● Task description
Determine how many lines include the string "Spotify". Output that number only.
## BEGIN
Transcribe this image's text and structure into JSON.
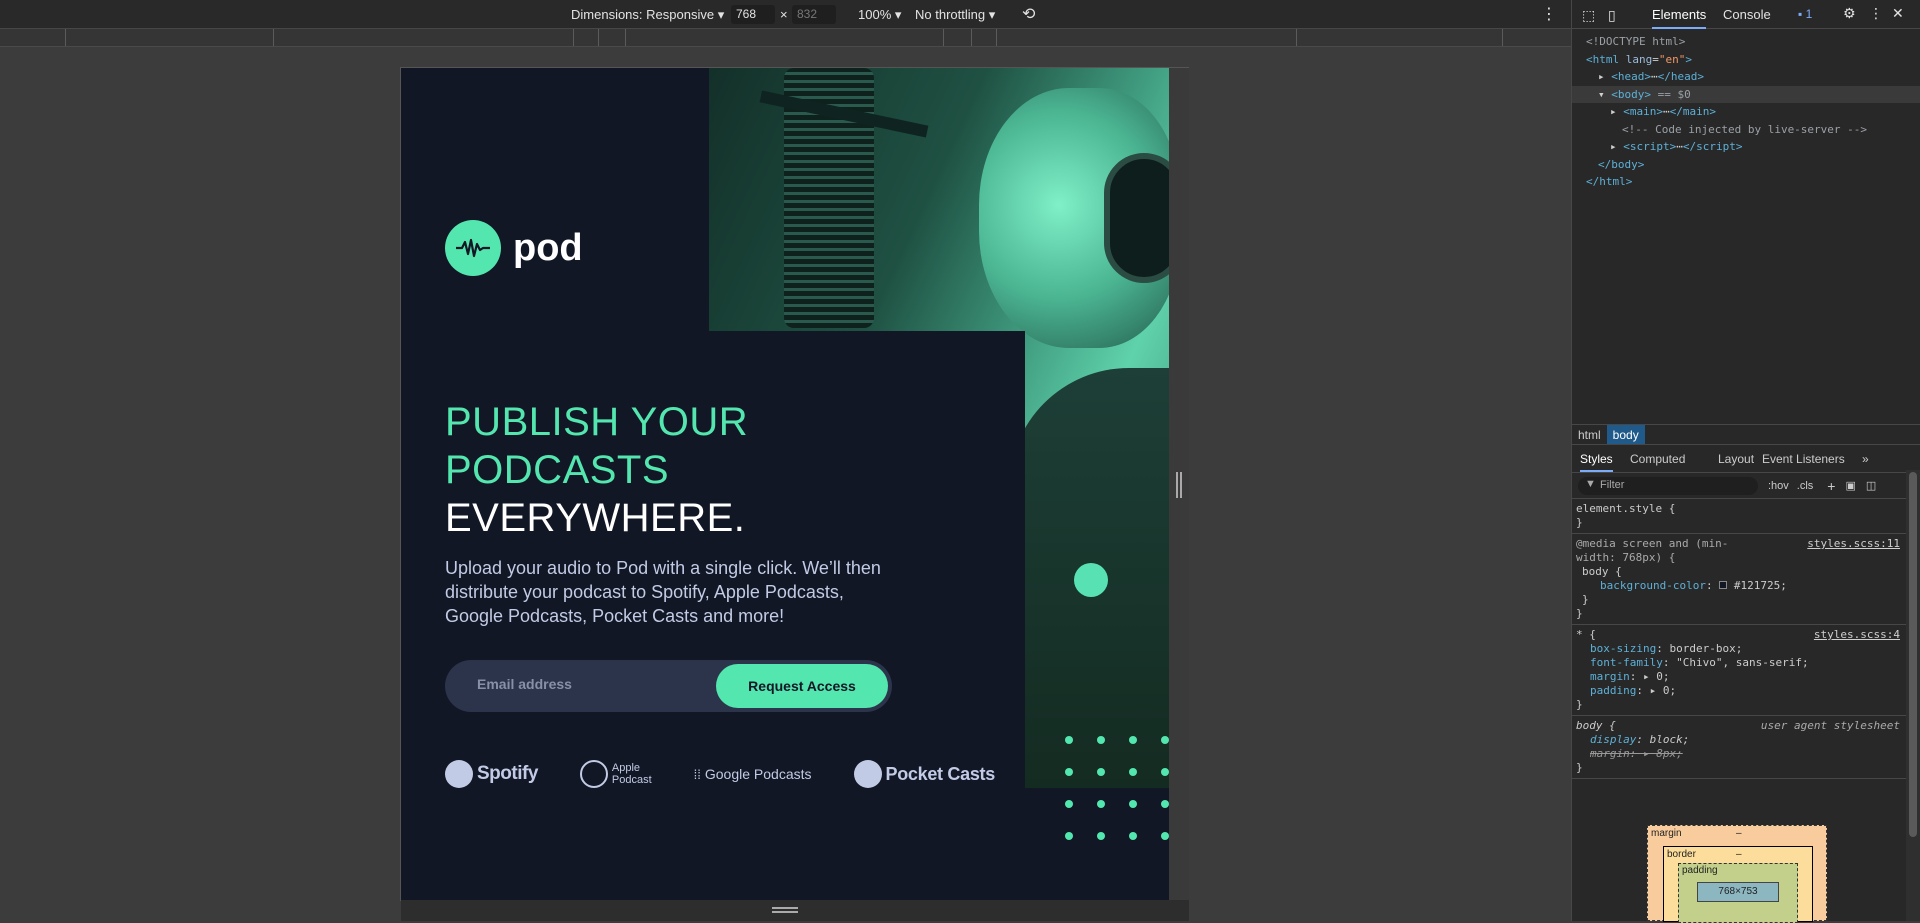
{
  "toolbar": {
    "dimensions_label": "Dimensions: Responsive",
    "width_value": "768",
    "times": "×",
    "height_value": "832",
    "zoom": "100%",
    "throttling": "No throttling"
  },
  "page": {
    "logo_text": "pod",
    "headline_line1": "PUBLISH YOUR",
    "headline_line2": "PODCASTS",
    "headline_line3": "EVERYWHERE.",
    "description": "Upload your audio to Pod with a single click. We’ll then distribute your podcast to Spotify, Apple Podcasts, Google Podcasts, Pocket Casts and more!",
    "email_placeholder": "Email address",
    "cta_label": "Request Access",
    "platforms": {
      "spotify": "Spotify",
      "apple_line1": "Apple",
      "apple_line2": "Podcast",
      "google": "Google Podcasts",
      "pocket": "Pocket Casts"
    },
    "colors": {
      "background": "#121725",
      "accent": "#54e6af",
      "text": "#c2cbe5"
    }
  },
  "devtools": {
    "tab_elements": "Elements",
    "tab_console": "Console",
    "issues_count": "1",
    "dom": {
      "doctype": "<!DOCTYPE html>",
      "html_open_tag": "html",
      "html_attr_name": "lang",
      "html_attr_value": "\"en\"",
      "head": "head",
      "body": "body",
      "body_ref": "== $0",
      "main": "main",
      "comment": "<!-- Code injected by live-server -->",
      "script": "script",
      "body_close": "</body>",
      "html_close": "</html>"
    },
    "breadcrumb": [
      "html",
      "body"
    ],
    "subtabs": [
      "Styles",
      "Computed",
      "Layout",
      "Event Listeners"
    ],
    "filter_placeholder": "Filter",
    "hov": ":hov",
    "cls": ".cls",
    "styles": {
      "element_style": "element.style {",
      "close": "}",
      "media_query": "@media screen and (min-width: 768px) {",
      "media_source": "styles.scss:11",
      "body_selector": "body {",
      "bg_prop": "background-color",
      "bg_value": "#121725;",
      "universal_selector": "* {",
      "universal_source": "styles.scss:4",
      "box_sizing_prop": "box-sizing",
      "box_sizing_value": "border-box;",
      "font_family_prop": "font-family",
      "font_family_value": "\"Chivo\", sans-serif;",
      "margin_prop": "margin",
      "margin_value": "▸ 0;",
      "padding_prop": "padding",
      "padding_value": "▸ 0;",
      "ua_selector": "body {",
      "ua_source": "user agent stylesheet",
      "display_prop": "display",
      "display_value": "block;",
      "ua_margin_prop": "margin",
      "ua_margin_value": "▸ 8px;"
    },
    "box_model": {
      "margin_label": "margin",
      "border_label": "border",
      "padding_label": "padding",
      "dash": "–",
      "content_size": "768×753"
    }
  }
}
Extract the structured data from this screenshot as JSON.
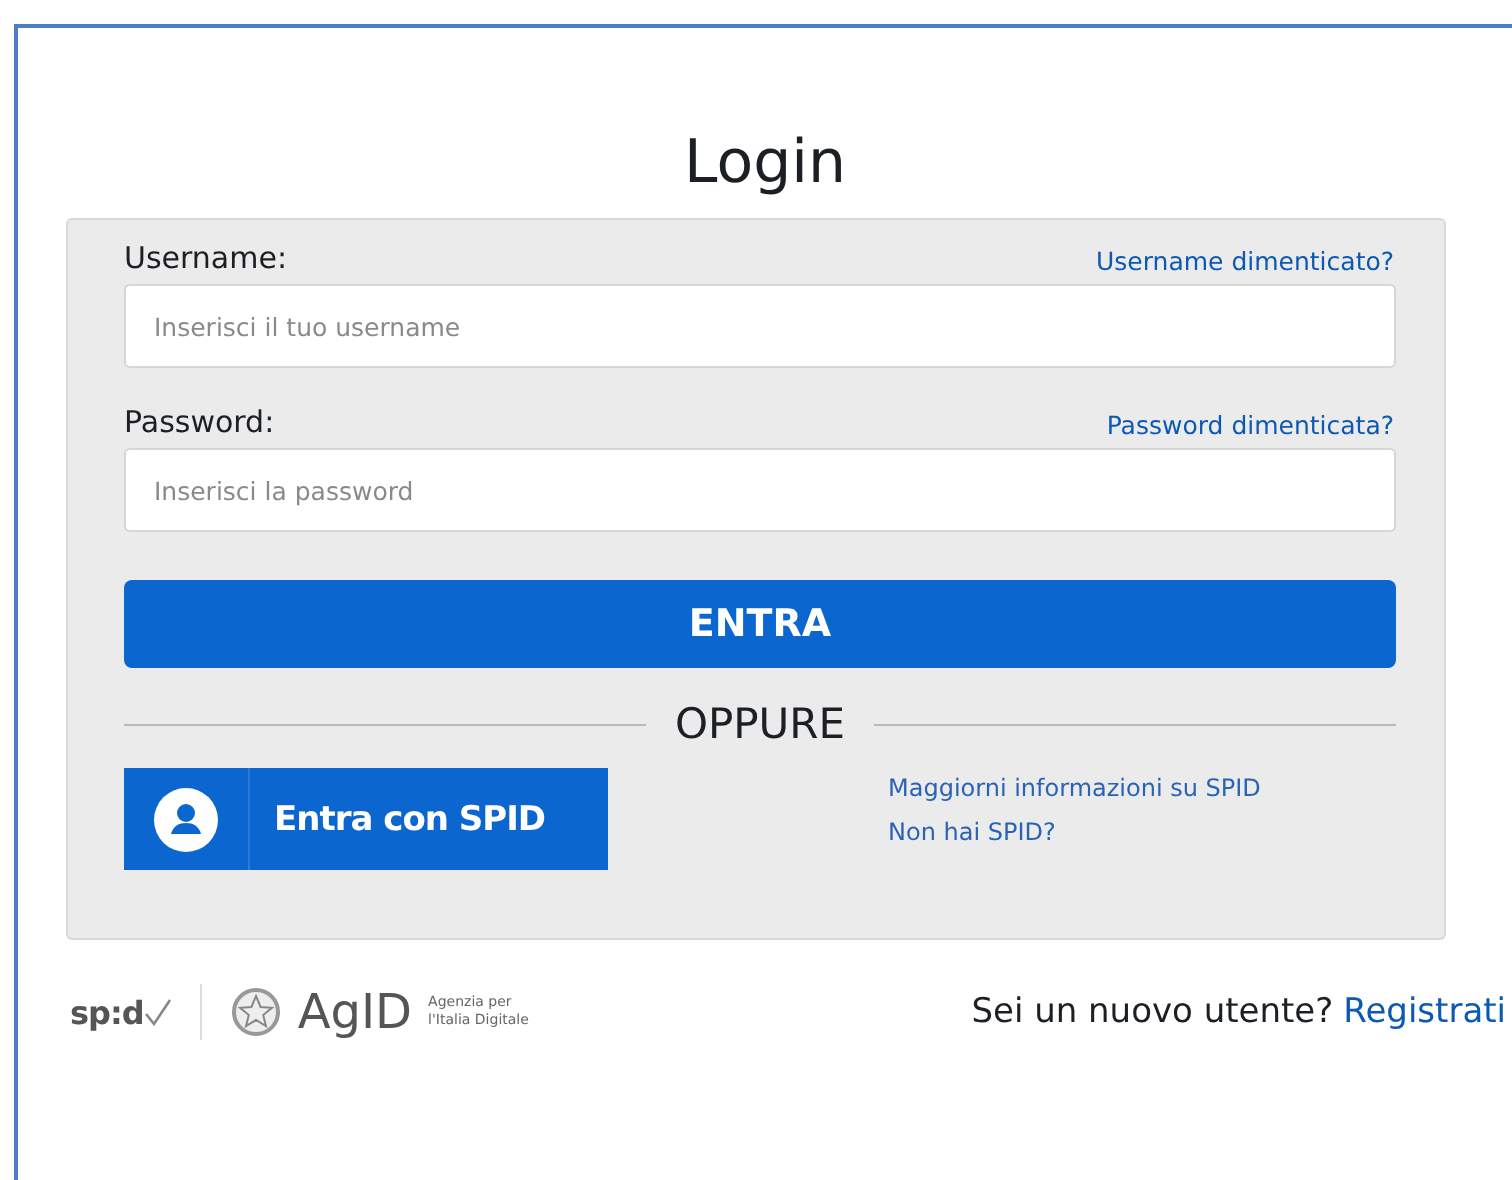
{
  "title": "Login",
  "form": {
    "fields": [
      {
        "label": "Username:",
        "link": "Username dimenticato?",
        "placeholder": "Inserisci il tuo username"
      },
      {
        "label": "Password:",
        "link": "Password dimenticata?",
        "placeholder": "Inserisci la password"
      }
    ],
    "submit": "ENTRA",
    "separator": "OPPURE",
    "spid_button": "Entra con SPID",
    "spid_links": [
      "Maggiorni informazioni su SPID",
      "Non hai SPID?"
    ]
  },
  "footer": {
    "spid_logo": "sp:d",
    "agid_logo": "AgID",
    "agid_tagline": [
      "Agenzia per",
      "l'Italia Digitale"
    ],
    "register_prompt": "Sei un nuovo utente?",
    "register_link": "Registrati"
  }
}
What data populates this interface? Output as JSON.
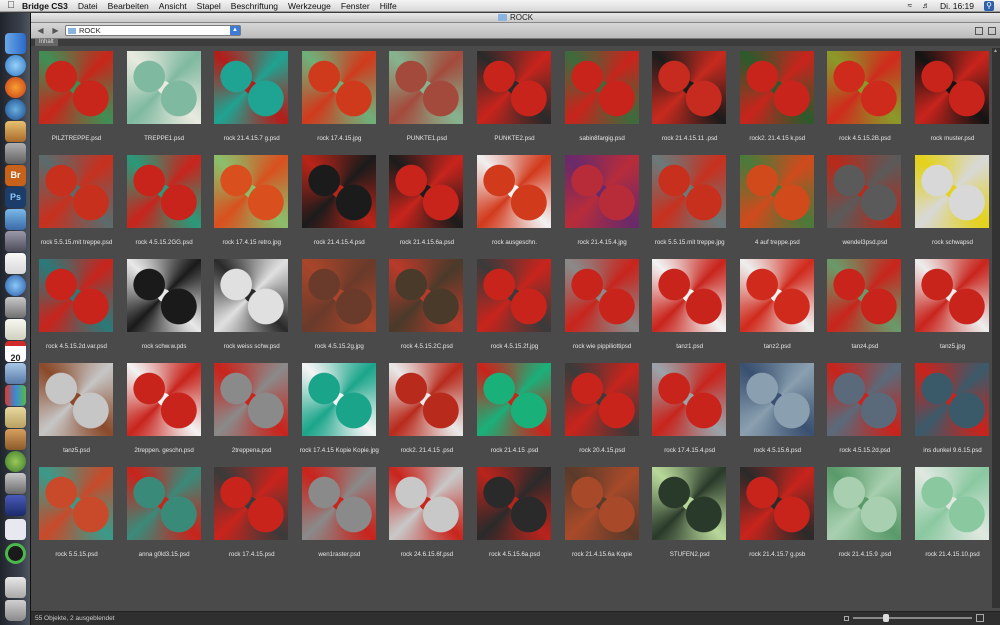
{
  "menubar": {
    "app": "Bridge CS3",
    "items": [
      "Datei",
      "Bearbeiten",
      "Ansicht",
      "Stapel",
      "Beschriftung",
      "Werkzeuge",
      "Fenster",
      "Hilfe"
    ],
    "clock": "Di. 16:19"
  },
  "window": {
    "title": "ROCK"
  },
  "toolbar": {
    "path": "ROCK"
  },
  "tab": {
    "label": "Inhalt"
  },
  "status": {
    "text": "55 Objekte, 2 ausgeblendet"
  },
  "files": [
    {
      "name": "PILZTREPPE.psd",
      "c1": "#c8261a",
      "c2": "#3f8f55"
    },
    {
      "name": "TREPPE1.psd",
      "c1": "#7fb9a0",
      "c2": "#e9eadf"
    },
    {
      "name": "rock 21.4.15.7 g.psd",
      "c1": "#1fa392",
      "c2": "#b31d1a"
    },
    {
      "name": "rock 17.4.15.jpg",
      "c1": "#d03a1c",
      "c2": "#6fb07a"
    },
    {
      "name": "PUNKTE1.psd",
      "c1": "#a44a3c",
      "c2": "#86b48f"
    },
    {
      "name": "PUNKTE2.psd",
      "c1": "#c8241c",
      "c2": "#2a2a2a"
    },
    {
      "name": "sabin8fargig.psd",
      "c1": "#c8241c",
      "c2": "#3d6b3d"
    },
    {
      "name": "rock 21.4.15.11 .psd",
      "c1": "#c72a1e",
      "c2": "#1c1c1c"
    },
    {
      "name": "rock2. 21.4.15 k.psd",
      "c1": "#c8241c",
      "c2": "#2c5a2c"
    },
    {
      "name": "rock 4.5.15.2B.psd",
      "c1": "#cf2b1c",
      "c2": "#8a9a2a"
    },
    {
      "name": "rock muster.psd",
      "c1": "#c8241c",
      "c2": "#141414"
    },
    {
      "name": "rock 5.5.15.mit treppe.psd",
      "c1": "#c8301e",
      "c2": "#5b6b6b"
    },
    {
      "name": "rock 4.5.15.2GG.psd",
      "c1": "#c8241c",
      "c2": "#2a9a7a"
    },
    {
      "name": "rock 17.4.15 retro.jpg",
      "c1": "#d9501e",
      "c2": "#8bbf6b"
    },
    {
      "name": "rock 21.4.15.4.psd",
      "c1": "#1b1b1b",
      "c2": "#b82418"
    },
    {
      "name": "rock 21.4.15.6a.psd",
      "c1": "#c8241c",
      "c2": "#1c1c1c"
    },
    {
      "name": "rock ausgeschn.",
      "c1": "#d23a1c",
      "c2": "#f0f0f0"
    },
    {
      "name": "rock 21.4.15.4.jpg",
      "c1": "#b82c3a",
      "c2": "#6a2a6a"
    },
    {
      "name": "rock 5.5.15.mit treppe.jpg",
      "c1": "#c8301e",
      "c2": "#6a7a7a"
    },
    {
      "name": "4 auf treppe.psd",
      "c1": "#d04a1c",
      "c2": "#4a7a3a"
    },
    {
      "name": "wendel3psd.psd",
      "c1": "#5a5a5a",
      "c2": "#b82a1a"
    },
    {
      "name": "rock  schwapsd",
      "c1": "#d8d8d8",
      "c2": "#e4d21a"
    },
    {
      "name": "rock 4.5.15.2d.var.psd",
      "c1": "#c8241c",
      "c2": "#2a7a7a"
    },
    {
      "name": "rock schw.w.pds",
      "c1": "#1a1a1a",
      "c2": "#e8e8e8"
    },
    {
      "name": "rock weiss schw.psd",
      "c1": "#e0e0e0",
      "c2": "#2a2a2a"
    },
    {
      "name": "rock 4.5.15.2g.jpg",
      "c1": "#6a3a2a",
      "c2": "#a8452a"
    },
    {
      "name": "rock 4.5.15.2C.psd",
      "c1": "#4a3a2a",
      "c2": "#b83a2a"
    },
    {
      "name": "rock 4.5.15.2f.jpg",
      "c1": "#c8241c",
      "c2": "#3a3a3a"
    },
    {
      "name": "rock wie pippiliottipsd",
      "c1": "#c8241c",
      "c2": "#8a8a8a"
    },
    {
      "name": "tanz1.psd",
      "c1": "#c8241c",
      "c2": "#f2f2f2"
    },
    {
      "name": "tanz2.psd",
      "c1": "#d02a1c",
      "c2": "#eeeeee"
    },
    {
      "name": "tanz4.psd",
      "c1": "#c8241c",
      "c2": "#6a9a6a"
    },
    {
      "name": "tanz5.jpg",
      "c1": "#c8241c",
      "c2": "#ededed"
    },
    {
      "name": "tanz5.psd",
      "c1": "#c6c6c6",
      "c2": "#8a4a2a"
    },
    {
      "name": "2treppen. geschn.psd",
      "c1": "#c8241c",
      "c2": "#f2f2f2"
    },
    {
      "name": "2treppena.psd",
      "c1": "#8a8a8a",
      "c2": "#c8241c"
    },
    {
      "name": "rock 17.4.15 Kopie Kopie.jpg",
      "c1": "#1aa58a",
      "c2": "#f4f4f4"
    },
    {
      "name": "rock2. 21.4.15 .psd",
      "c1": "#b82a1c",
      "c2": "#e8e8e8"
    },
    {
      "name": "rock 21.4.15 .psd",
      "c1": "#1ab07a",
      "c2": "#c8241c"
    },
    {
      "name": "rock 20.4.15.psd",
      "c1": "#c8241c",
      "c2": "#3a3a3a"
    },
    {
      "name": "rock 17.4.15.4.psd",
      "c1": "#c8241c",
      "c2": "#9aa4aa"
    },
    {
      "name": "rock 4.5.15.6.psd",
      "c1": "#8aa0b0",
      "c2": "#3a5070"
    },
    {
      "name": "rock 4.5.15.2d.psd",
      "c1": "#5a6a7a",
      "c2": "#c8241c"
    },
    {
      "name": "ins dunkel 9.6.15.psd",
      "c1": "#3a5a6a",
      "c2": "#c8241c"
    },
    {
      "name": "rock 5.5.15.psd",
      "c1": "#c84a2a",
      "c2": "#3a9a8a"
    },
    {
      "name": "anna g0ld3.15.psd",
      "c1": "#3a8a7a",
      "c2": "#c8241c"
    },
    {
      "name": "rock 17.4.15.psd",
      "c1": "#c8241c",
      "c2": "#3a3a3a"
    },
    {
      "name": "wen1raster.psd",
      "c1": "#8a8a8a",
      "c2": "#c8241c"
    },
    {
      "name": "rock 24.6.15.6f.psd",
      "c1": "#c8c8c8",
      "c2": "#c8241c"
    },
    {
      "name": "rock 4.5.15.6a.psd",
      "c1": "#2a2a2a",
      "c2": "#b8241c"
    },
    {
      "name": "rock 21.4.15.6a Kopie",
      "c1": "#a84a2a",
      "c2": "#5a3a2a"
    },
    {
      "name": "STUFEN2.psd",
      "c1": "#2a3a2a",
      "c2": "#b8d89a"
    },
    {
      "name": "rock 21.4.15.7 g.psb",
      "c1": "#c8241c",
      "c2": "#2a2a2a"
    },
    {
      "name": "rock 21.4.15.9 .psd",
      "c1": "#a8d0b0",
      "c2": "#5a9a6a"
    },
    {
      "name": "rock 21.4.15.10.psd",
      "c1": "#8ac8a0",
      "c2": "#dfe8e0"
    }
  ]
}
## END
● The completed task
2